State how many lines in the listing below include the word "French", and add nothing besides the number.

# # #

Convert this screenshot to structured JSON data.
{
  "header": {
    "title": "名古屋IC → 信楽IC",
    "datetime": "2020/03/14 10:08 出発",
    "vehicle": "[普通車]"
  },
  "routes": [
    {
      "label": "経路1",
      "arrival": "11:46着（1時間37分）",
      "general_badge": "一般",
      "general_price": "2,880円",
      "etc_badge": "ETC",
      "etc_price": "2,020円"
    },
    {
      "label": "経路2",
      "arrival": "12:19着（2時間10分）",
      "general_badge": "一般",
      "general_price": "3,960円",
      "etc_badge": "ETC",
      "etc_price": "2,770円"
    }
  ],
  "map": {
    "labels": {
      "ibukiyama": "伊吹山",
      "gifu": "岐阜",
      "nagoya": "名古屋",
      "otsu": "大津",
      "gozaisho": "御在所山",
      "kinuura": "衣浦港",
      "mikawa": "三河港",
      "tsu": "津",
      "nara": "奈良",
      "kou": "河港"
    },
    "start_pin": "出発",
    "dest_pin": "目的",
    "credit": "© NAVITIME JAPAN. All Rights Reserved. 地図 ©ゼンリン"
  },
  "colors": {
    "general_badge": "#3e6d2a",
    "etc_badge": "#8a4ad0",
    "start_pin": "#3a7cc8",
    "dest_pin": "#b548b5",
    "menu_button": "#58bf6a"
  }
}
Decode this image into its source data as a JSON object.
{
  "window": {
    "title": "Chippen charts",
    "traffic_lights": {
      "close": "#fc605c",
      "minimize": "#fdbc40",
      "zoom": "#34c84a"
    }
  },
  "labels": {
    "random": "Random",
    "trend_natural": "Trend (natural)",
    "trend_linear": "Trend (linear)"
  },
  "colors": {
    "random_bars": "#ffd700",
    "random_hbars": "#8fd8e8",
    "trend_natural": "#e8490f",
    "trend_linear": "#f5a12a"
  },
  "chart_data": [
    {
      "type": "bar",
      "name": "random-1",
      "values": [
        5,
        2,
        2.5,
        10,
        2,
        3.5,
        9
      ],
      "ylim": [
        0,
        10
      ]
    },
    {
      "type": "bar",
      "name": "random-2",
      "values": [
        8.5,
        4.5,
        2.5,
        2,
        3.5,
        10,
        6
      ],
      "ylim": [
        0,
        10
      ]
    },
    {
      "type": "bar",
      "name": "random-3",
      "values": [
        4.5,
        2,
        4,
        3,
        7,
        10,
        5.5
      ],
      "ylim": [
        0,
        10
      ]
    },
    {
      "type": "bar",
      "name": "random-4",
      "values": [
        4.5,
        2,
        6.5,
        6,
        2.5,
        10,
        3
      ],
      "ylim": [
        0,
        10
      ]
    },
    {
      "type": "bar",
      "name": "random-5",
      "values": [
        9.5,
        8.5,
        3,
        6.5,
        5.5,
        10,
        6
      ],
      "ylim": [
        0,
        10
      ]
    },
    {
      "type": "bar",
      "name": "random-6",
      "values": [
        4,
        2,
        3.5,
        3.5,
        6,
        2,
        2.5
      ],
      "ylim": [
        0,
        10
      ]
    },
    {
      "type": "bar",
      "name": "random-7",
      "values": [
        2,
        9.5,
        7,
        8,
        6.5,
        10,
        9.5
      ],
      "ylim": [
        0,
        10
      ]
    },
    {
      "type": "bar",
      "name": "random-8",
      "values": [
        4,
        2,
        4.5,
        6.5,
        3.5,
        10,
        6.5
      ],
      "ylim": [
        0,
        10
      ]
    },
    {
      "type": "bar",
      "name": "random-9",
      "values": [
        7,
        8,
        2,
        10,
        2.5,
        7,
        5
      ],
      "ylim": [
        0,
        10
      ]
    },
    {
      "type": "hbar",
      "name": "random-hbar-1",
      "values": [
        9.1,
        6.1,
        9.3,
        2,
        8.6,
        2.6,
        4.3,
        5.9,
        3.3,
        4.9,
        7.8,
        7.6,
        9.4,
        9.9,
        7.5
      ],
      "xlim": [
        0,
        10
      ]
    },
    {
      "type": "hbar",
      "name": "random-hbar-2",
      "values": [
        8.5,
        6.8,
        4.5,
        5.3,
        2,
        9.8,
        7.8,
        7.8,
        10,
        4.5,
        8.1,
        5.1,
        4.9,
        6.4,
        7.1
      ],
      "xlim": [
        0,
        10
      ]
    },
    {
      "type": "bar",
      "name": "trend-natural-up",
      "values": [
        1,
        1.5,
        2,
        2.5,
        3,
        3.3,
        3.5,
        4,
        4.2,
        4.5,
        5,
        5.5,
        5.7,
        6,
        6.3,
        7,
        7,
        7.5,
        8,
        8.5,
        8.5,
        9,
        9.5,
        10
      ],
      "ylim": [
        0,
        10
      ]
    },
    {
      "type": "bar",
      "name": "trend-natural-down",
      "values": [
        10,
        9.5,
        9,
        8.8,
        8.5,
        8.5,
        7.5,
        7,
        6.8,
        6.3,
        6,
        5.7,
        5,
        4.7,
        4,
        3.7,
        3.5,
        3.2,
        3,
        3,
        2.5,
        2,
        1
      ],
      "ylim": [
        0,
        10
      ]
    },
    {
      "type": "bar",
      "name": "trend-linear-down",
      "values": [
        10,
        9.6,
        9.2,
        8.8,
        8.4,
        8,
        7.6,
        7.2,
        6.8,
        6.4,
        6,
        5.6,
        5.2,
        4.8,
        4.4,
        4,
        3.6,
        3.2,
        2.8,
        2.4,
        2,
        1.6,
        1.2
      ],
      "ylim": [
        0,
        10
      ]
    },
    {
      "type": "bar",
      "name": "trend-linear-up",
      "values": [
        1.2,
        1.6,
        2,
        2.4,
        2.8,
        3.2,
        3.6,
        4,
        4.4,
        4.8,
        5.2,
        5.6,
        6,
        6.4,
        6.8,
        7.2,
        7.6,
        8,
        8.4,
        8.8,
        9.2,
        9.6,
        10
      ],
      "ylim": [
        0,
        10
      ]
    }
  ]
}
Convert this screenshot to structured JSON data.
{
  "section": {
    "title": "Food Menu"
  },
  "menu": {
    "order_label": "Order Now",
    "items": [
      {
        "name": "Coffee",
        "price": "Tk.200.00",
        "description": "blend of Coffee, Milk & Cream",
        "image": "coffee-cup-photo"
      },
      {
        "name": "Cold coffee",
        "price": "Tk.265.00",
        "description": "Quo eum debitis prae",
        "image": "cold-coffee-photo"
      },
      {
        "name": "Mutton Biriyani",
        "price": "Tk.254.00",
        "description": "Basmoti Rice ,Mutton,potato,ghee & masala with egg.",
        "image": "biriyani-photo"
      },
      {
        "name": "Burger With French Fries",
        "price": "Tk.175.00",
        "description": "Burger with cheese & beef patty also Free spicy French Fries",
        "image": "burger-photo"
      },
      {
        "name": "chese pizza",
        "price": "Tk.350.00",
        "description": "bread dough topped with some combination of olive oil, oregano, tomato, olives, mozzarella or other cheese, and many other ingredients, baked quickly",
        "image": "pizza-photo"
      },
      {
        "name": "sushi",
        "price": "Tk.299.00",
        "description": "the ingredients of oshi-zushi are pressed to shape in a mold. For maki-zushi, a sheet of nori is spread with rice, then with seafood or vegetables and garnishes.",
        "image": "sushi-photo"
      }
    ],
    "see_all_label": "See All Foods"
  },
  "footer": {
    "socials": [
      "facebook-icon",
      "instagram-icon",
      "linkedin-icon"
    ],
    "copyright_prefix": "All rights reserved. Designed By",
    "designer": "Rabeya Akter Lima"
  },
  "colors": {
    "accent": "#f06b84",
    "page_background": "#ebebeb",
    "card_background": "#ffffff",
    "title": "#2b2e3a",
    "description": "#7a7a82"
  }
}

# # #

- [Exercise result]: 2